Check every line below for the string "output", and copy the lines that contain it.

═══

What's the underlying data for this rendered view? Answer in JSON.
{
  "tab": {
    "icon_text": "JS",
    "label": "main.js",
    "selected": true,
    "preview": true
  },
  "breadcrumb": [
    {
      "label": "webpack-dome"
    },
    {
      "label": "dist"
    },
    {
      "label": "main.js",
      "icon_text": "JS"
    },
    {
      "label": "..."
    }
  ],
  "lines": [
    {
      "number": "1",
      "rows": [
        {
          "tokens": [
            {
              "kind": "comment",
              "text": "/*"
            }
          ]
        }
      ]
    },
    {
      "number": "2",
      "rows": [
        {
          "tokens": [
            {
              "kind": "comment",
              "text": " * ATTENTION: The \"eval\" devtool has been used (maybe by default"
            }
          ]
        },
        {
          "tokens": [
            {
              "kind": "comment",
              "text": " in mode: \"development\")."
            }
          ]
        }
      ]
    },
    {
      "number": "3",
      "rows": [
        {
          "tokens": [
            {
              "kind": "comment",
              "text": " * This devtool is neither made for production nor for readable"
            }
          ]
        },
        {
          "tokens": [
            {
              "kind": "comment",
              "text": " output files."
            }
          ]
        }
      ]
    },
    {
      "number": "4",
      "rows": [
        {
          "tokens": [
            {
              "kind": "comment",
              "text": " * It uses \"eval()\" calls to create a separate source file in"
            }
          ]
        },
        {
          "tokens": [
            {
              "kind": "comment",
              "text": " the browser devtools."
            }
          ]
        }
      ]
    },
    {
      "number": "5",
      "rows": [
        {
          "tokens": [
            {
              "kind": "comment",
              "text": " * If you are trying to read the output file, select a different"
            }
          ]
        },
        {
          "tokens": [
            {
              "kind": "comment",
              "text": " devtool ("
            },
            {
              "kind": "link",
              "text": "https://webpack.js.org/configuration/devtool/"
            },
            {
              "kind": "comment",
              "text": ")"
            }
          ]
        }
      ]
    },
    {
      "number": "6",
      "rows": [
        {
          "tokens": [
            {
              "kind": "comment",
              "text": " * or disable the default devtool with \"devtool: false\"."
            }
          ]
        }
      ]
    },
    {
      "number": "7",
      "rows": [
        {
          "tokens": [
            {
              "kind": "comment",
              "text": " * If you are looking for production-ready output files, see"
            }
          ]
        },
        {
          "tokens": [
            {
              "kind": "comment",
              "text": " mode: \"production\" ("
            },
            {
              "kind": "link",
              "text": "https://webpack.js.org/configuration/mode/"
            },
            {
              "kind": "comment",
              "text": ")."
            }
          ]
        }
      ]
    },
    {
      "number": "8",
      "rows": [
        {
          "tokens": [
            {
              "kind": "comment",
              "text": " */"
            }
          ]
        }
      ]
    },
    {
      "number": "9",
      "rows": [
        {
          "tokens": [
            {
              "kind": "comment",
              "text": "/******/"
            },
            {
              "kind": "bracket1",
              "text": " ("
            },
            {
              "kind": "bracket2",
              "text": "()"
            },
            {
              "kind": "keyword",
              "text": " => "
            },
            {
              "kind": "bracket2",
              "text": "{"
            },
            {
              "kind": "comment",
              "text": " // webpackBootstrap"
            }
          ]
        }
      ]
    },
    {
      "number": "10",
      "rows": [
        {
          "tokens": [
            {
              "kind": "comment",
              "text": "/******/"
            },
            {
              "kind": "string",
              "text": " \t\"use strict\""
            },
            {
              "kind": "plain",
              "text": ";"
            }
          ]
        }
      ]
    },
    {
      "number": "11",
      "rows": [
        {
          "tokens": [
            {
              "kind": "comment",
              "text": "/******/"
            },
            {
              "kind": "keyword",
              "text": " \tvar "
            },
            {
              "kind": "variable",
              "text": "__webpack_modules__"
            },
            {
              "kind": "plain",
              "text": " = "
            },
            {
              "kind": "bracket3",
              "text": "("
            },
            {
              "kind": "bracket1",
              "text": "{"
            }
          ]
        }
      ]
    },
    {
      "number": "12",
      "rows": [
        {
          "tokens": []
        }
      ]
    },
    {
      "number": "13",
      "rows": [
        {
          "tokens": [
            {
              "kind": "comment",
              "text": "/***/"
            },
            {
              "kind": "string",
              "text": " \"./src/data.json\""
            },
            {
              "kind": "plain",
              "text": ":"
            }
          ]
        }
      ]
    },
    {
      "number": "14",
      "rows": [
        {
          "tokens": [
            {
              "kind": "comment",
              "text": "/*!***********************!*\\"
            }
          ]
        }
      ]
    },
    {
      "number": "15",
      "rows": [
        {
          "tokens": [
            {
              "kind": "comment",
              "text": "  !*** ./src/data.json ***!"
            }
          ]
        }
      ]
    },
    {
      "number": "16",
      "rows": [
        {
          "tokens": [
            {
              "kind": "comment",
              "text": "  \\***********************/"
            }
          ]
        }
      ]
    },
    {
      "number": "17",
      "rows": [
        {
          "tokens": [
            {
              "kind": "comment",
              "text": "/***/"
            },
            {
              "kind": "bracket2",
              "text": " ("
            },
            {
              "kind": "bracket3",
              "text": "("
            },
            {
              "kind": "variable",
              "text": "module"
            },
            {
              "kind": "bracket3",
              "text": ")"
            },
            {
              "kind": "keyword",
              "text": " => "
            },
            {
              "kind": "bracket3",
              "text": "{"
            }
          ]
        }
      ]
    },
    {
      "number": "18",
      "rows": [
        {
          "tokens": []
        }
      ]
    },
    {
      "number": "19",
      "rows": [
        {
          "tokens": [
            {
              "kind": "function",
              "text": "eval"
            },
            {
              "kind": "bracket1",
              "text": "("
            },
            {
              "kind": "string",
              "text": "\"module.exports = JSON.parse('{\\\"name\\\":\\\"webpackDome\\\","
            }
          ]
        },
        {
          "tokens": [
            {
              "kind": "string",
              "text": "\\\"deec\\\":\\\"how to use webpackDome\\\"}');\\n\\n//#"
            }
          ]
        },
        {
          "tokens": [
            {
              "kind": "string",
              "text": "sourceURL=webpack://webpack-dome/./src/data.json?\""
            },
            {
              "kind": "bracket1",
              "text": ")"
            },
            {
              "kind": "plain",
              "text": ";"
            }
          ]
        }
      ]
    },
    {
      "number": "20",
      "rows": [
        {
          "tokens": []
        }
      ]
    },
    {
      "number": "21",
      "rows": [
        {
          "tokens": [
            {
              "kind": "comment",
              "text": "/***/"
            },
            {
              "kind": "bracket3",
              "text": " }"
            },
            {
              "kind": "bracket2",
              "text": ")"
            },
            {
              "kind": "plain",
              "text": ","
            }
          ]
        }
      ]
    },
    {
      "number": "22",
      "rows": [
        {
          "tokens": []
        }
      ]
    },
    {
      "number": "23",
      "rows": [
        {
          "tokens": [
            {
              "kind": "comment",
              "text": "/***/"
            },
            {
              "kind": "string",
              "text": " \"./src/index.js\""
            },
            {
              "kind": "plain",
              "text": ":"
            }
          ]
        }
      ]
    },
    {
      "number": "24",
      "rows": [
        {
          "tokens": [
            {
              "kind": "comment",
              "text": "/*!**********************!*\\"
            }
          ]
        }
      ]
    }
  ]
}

═══

### CORRECT ANSWER:
              "text": " output files."
              "text": " * If you are trying to read the output file, select a different"
              "text": " * If you are looking for production-ready output files, see"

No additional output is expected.